**SHORT TASK**
Print out every record exactly as it appears.

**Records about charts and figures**
● ● ●

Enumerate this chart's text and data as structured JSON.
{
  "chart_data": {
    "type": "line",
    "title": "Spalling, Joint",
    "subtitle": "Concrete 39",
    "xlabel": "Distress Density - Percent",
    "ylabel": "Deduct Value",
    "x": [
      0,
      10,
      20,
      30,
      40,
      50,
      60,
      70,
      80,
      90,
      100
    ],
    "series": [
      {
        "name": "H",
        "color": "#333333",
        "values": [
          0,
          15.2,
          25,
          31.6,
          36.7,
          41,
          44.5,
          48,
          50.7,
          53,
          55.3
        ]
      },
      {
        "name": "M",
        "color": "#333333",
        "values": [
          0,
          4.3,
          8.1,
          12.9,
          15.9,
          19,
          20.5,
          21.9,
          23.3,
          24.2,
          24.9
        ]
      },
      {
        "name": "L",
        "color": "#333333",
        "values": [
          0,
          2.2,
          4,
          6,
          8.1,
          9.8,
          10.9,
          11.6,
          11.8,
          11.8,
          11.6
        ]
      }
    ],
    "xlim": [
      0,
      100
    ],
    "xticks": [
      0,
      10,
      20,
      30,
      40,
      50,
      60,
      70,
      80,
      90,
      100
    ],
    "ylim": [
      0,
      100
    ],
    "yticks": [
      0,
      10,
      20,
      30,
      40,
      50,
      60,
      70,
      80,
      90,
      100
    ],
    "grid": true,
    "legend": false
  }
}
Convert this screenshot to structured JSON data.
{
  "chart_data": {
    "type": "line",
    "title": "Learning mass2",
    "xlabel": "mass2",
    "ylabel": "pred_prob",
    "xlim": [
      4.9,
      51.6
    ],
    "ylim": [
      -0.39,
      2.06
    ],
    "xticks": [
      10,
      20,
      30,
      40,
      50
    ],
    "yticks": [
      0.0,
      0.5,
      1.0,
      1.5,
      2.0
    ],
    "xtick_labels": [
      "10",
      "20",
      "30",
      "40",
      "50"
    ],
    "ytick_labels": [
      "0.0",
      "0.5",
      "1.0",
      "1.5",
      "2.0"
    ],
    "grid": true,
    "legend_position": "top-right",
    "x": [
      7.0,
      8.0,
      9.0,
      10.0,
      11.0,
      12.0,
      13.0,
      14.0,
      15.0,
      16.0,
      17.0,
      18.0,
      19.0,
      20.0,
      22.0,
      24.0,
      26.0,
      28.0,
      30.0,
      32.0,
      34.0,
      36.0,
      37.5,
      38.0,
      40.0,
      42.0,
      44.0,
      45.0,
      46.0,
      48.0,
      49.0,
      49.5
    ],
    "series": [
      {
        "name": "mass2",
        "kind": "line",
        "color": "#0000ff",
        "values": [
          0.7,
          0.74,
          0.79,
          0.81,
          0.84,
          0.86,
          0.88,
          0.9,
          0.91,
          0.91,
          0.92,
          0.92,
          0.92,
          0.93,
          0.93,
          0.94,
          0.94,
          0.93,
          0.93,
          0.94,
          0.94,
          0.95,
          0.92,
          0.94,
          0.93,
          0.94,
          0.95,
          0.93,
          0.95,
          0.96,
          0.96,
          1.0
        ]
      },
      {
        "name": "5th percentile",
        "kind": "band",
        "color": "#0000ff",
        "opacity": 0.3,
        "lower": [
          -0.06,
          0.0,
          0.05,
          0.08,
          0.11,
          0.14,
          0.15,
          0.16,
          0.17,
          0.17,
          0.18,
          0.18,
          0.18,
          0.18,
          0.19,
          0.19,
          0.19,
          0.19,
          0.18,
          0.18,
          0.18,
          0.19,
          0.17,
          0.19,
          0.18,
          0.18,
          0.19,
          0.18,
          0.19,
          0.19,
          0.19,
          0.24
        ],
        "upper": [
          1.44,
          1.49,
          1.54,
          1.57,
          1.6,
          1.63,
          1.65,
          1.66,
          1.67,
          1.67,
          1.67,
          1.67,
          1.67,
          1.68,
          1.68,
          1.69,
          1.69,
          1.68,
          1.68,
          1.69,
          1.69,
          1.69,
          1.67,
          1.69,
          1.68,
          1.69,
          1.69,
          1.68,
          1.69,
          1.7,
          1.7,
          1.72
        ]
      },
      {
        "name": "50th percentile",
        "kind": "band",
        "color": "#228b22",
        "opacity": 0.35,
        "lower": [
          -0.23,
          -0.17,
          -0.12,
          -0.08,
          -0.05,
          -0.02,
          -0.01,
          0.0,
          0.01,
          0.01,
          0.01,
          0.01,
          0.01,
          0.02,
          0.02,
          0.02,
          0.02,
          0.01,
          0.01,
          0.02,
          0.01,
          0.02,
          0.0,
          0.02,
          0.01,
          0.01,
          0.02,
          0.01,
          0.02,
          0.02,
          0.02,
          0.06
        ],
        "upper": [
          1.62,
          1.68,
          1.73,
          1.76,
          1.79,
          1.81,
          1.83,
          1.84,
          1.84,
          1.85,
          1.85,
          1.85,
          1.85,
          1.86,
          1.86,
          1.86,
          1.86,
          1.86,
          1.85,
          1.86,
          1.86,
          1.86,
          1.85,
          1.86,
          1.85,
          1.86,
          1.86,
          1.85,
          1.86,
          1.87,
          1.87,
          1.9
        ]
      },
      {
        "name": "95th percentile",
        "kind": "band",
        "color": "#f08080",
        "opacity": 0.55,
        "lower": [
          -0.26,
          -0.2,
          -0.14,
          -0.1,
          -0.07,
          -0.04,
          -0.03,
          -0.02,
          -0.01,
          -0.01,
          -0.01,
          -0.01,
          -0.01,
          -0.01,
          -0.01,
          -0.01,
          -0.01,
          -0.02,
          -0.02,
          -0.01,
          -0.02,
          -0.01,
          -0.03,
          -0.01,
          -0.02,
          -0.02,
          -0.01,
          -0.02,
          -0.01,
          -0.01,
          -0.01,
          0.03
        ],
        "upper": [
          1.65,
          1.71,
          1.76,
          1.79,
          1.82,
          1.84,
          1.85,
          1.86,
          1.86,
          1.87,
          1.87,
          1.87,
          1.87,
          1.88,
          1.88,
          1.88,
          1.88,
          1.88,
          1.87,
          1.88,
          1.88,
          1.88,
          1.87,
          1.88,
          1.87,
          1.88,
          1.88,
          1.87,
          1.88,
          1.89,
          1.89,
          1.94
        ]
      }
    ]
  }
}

● ● ●

**COMPLETE ANSWER**
Enumerate this chart's text and data as structured JSON.
{
  "chart_data": {
    "type": "line",
    "title": "Spalling, Joint",
    "subtitle": "Concrete 39",
    "xlabel": "Distress Density - Percent",
    "ylabel": "Deduct Value",
    "x": [
      0,
      10,
      20,
      30,
      40,
      50,
      60,
      70,
      80,
      90,
      100
    ],
    "series": [
      {
        "name": "H",
        "color": "#333333",
        "values": [
          0,
          15.2,
          25,
          31.6,
          36.7,
          41,
          44.5,
          48,
          50.7,
          53,
          55.3
        ]
      },
      {
        "name": "M",
        "color": "#333333",
        "values": [
          0,
          4.3,
          8.1,
          12.9,
          15.9,
          19,
          20.5,
          21.9,
          23.3,
          24.2,
          24.9
        ]
      },
      {
        "name": "L",
        "color": "#333333",
        "values": [
          0,
          2.2,
          4,
          6,
          8.1,
          9.8,
          10.9,
          11.6,
          11.8,
          11.8,
          11.6
        ]
      }
    ],
    "xlim": [
      0,
      100
    ],
    "xticks": [
      0,
      10,
      20,
      30,
      40,
      50,
      60,
      70,
      80,
      90,
      100
    ],
    "ylim": [
      0,
      100
    ],
    "yticks": [
      0,
      10,
      20,
      30,
      40,
      50,
      60,
      70,
      80,
      90,
      100
    ],
    "grid": true,
    "legend": false
  }
}
Convert this screenshot to structured JSON data.
{
  "chart_data": {
    "type": "line",
    "title": "Learning mass2",
    "xlabel": "mass2",
    "ylabel": "pred_prob",
    "xlim": [
      4.9,
      51.6
    ],
    "ylim": [
      -0.39,
      2.06
    ],
    "xticks": [
      10,
      20,
      30,
      40,
      50
    ],
    "yticks": [
      0.0,
      0.5,
      1.0,
      1.5,
      2.0
    ],
    "xtick_labels": [
      "10",
      "20",
      "30",
      "40",
      "50"
    ],
    "ytick_labels": [
      "0.0",
      "0.5",
      "1.0",
      "1.5",
      "2.0"
    ],
    "grid": true,
    "legend_position": "top-right",
    "x": [
      7.0,
      8.0,
      9.0,
      10.0,
      11.0,
      12.0,
      13.0,
      14.0,
      15.0,
      16.0,
      17.0,
      18.0,
      19.0,
      20.0,
      22.0,
      24.0,
      26.0,
      28.0,
      30.0,
      32.0,
      34.0,
      36.0,
      37.5,
      38.0,
      40.0,
      42.0,
      44.0,
      45.0,
      46.0,
      48.0,
      49.0,
      49.5
    ],
    "series": [
      {
        "name": "mass2",
        "kind": "line",
        "color": "#0000ff",
        "values": [
          0.7,
          0.74,
          0.79,
          0.81,
          0.84,
          0.86,
          0.88,
          0.9,
          0.91,
          0.91,
          0.92,
          0.92,
          0.92,
          0.93,
          0.93,
          0.94,
          0.94,
          0.93,
          0.93,
          0.94,
          0.94,
          0.95,
          0.92,
          0.94,
          0.93,
          0.94,
          0.95,
          0.93,
          0.95,
          0.96,
          0.96,
          1.0
        ]
      },
      {
        "name": "5th percentile",
        "kind": "band",
        "color": "#0000ff",
        "opacity": 0.3,
        "lower": [
          -0.06,
          0.0,
          0.05,
          0.08,
          0.11,
          0.14,
          0.15,
          0.16,
          0.17,
          0.17,
          0.18,
          0.18,
          0.18,
          0.18,
          0.19,
          0.19,
          0.19,
          0.19,
          0.18,
          0.18,
          0.18,
          0.19,
          0.17,
          0.19,
          0.18,
          0.18,
          0.19,
          0.18,
          0.19,
          0.19,
          0.19,
          0.24
        ],
        "upper": [
          1.44,
          1.49,
          1.54,
          1.57,
          1.6,
          1.63,
          1.65,
          1.66,
          1.67,
          1.67,
          1.67,
          1.67,
          1.67,
          1.68,
          1.68,
          1.69,
          1.69,
          1.68,
          1.68,
          1.69,
          1.69,
          1.69,
          1.67,
          1.69,
          1.68,
          1.69,
          1.69,
          1.68,
          1.69,
          1.7,
          1.7,
          1.72
        ]
      },
      {
        "name": "50th percentile",
        "kind": "band",
        "color": "#228b22",
        "opacity": 0.35,
        "lower": [
          -0.23,
          -0.17,
          -0.12,
          -0.08,
          -0.05,
          -0.02,
          -0.01,
          0.0,
          0.01,
          0.01,
          0.01,
          0.01,
          0.01,
          0.02,
          0.02,
          0.02,
          0.02,
          0.01,
          0.01,
          0.02,
          0.01,
          0.02,
          0.0,
          0.02,
          0.01,
          0.01,
          0.02,
          0.01,
          0.02,
          0.02,
          0.02,
          0.06
        ],
        "upper": [
          1.62,
          1.68,
          1.73,
          1.76,
          1.79,
          1.81,
          1.83,
          1.84,
          1.84,
          1.85,
          1.85,
          1.85,
          1.85,
          1.86,
          1.86,
          1.86,
          1.86,
          1.86,
          1.85,
          1.86,
          1.86,
          1.86,
          1.85,
          1.86,
          1.85,
          1.86,
          1.86,
          1.85,
          1.86,
          1.87,
          1.87,
          1.9
        ]
      },
      {
        "name": "95th percentile",
        "kind": "band",
        "color": "#f08080",
        "opacity": 0.55,
        "lower": [
          -0.26,
          -0.2,
          -0.14,
          -0.1,
          -0.07,
          -0.04,
          -0.03,
          -0.02,
          -0.01,
          -0.01,
          -0.01,
          -0.01,
          -0.01,
          -0.01,
          -0.01,
          -0.01,
          -0.01,
          -0.02,
          -0.02,
          -0.01,
          -0.02,
          -0.01,
          -0.03,
          -0.01,
          -0.02,
          -0.02,
          -0.01,
          -0.02,
          -0.01,
          -0.01,
          -0.01,
          0.03
        ],
        "upper": [
          1.65,
          1.71,
          1.76,
          1.79,
          1.82,
          1.84,
          1.85,
          1.86,
          1.86,
          1.87,
          1.87,
          1.87,
          1.87,
          1.88,
          1.88,
          1.88,
          1.88,
          1.88,
          1.87,
          1.88,
          1.88,
          1.88,
          1.87,
          1.88,
          1.87,
          1.88,
          1.88,
          1.87,
          1.88,
          1.89,
          1.89,
          1.94
        ]
      }
    ]
  }
}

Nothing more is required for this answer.